▶ _GOAL_: Return each line of the listing that contains the string "screenshot".

▶ _RECORDS SHOWN_:
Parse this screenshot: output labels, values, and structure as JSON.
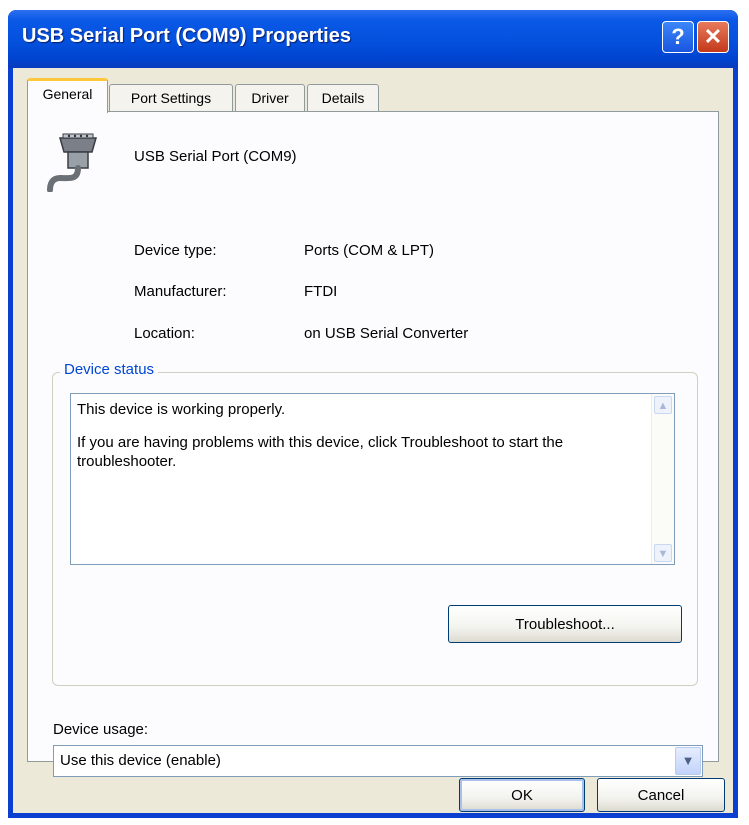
{
  "window": {
    "title": "USB Serial Port (COM9) Properties"
  },
  "titlebar_buttons": {
    "help": "?",
    "close": "✕"
  },
  "tabs": [
    {
      "label": "General",
      "active": true
    },
    {
      "label": "Port Settings",
      "active": false
    },
    {
      "label": "Driver",
      "active": false
    },
    {
      "label": "Details",
      "active": false
    }
  ],
  "general": {
    "device_name": "USB Serial Port (COM9)",
    "properties": {
      "device_type_label": "Device type:",
      "device_type_value": "Ports (COM & LPT)",
      "manufacturer_label": "Manufacturer:",
      "manufacturer_value": "FTDI",
      "location_label": "Location:",
      "location_value": "on USB Serial Converter"
    },
    "device_status": {
      "legend": "Device status",
      "line1": "This device is working properly.",
      "line2": "If you are having problems with this device, click Troubleshoot to start the troubleshooter.",
      "troubleshoot_label": "Troubleshoot..."
    },
    "device_usage": {
      "label": "Device usage:",
      "selected": "Use this device (enable)"
    }
  },
  "buttons": {
    "ok": "OK",
    "cancel": "Cancel"
  },
  "colors": {
    "titlebar": "#0451de",
    "dialog_face": "#ece9d8",
    "group_legend": "#0046d5",
    "active_tab_accent": "#ffc83c"
  },
  "icons": {
    "device": "serial-port-icon",
    "dropdown": "chevron-down-icon"
  }
}
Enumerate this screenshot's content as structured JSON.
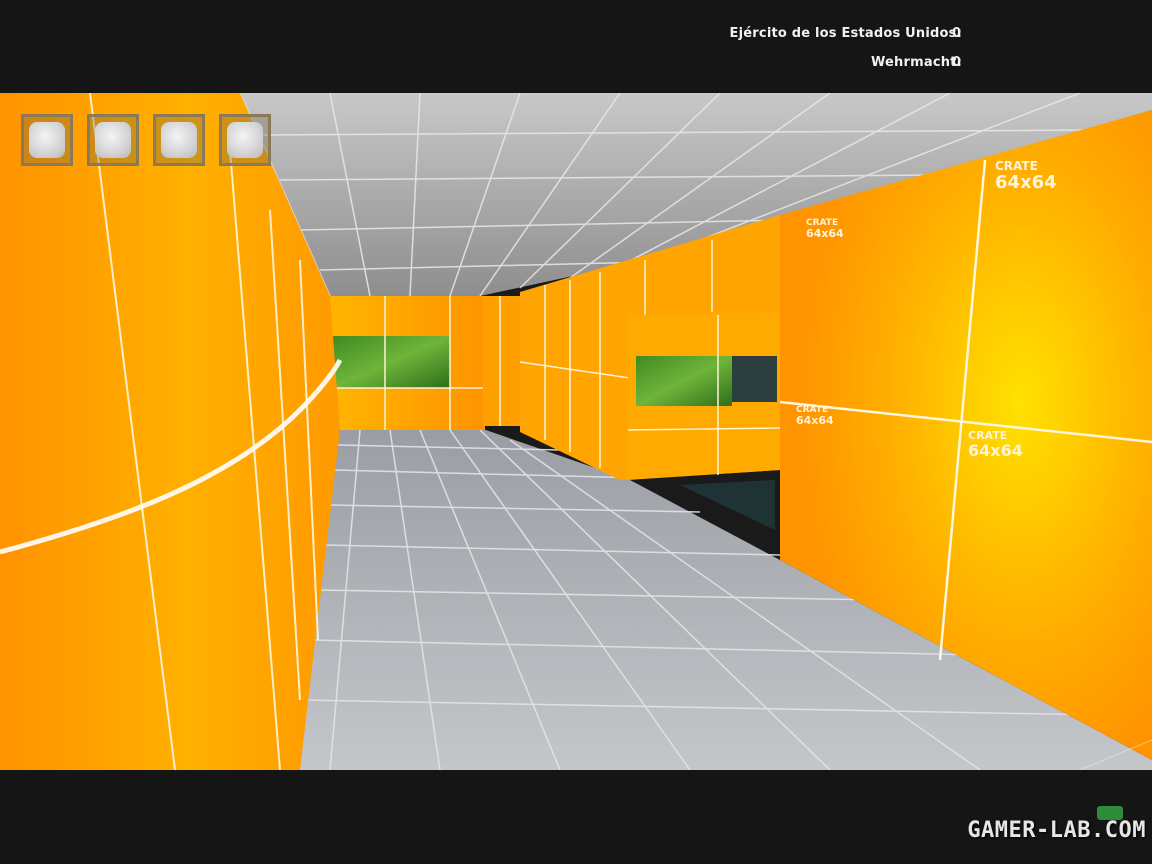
{
  "scoreboard": {
    "allies_label": "Ejército de los Estados Unidos:",
    "allies_score": "0",
    "axis_label": "Wehrmacht:",
    "axis_score": "0"
  },
  "inventory_slots": [
    {
      "icon": "empty-slot-icon"
    },
    {
      "icon": "empty-slot-icon"
    },
    {
      "icon": "empty-slot-icon"
    },
    {
      "icon": "empty-slot-icon"
    }
  ],
  "watermark": "GAMER-LAB.COM",
  "wall_labels": {
    "crate": "CRATE",
    "size": "64x64"
  },
  "colors": {
    "wall_orange": "#ff9a00",
    "wall_yellow": "#ffd400",
    "floor_grey": "#a9adb3",
    "hud_bar": "#161616"
  }
}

▶ _TASK RESULT_:
Parse this screenshot: output labels, values, and structure as JSON.
Enumerate this screenshot's content as structured JSON.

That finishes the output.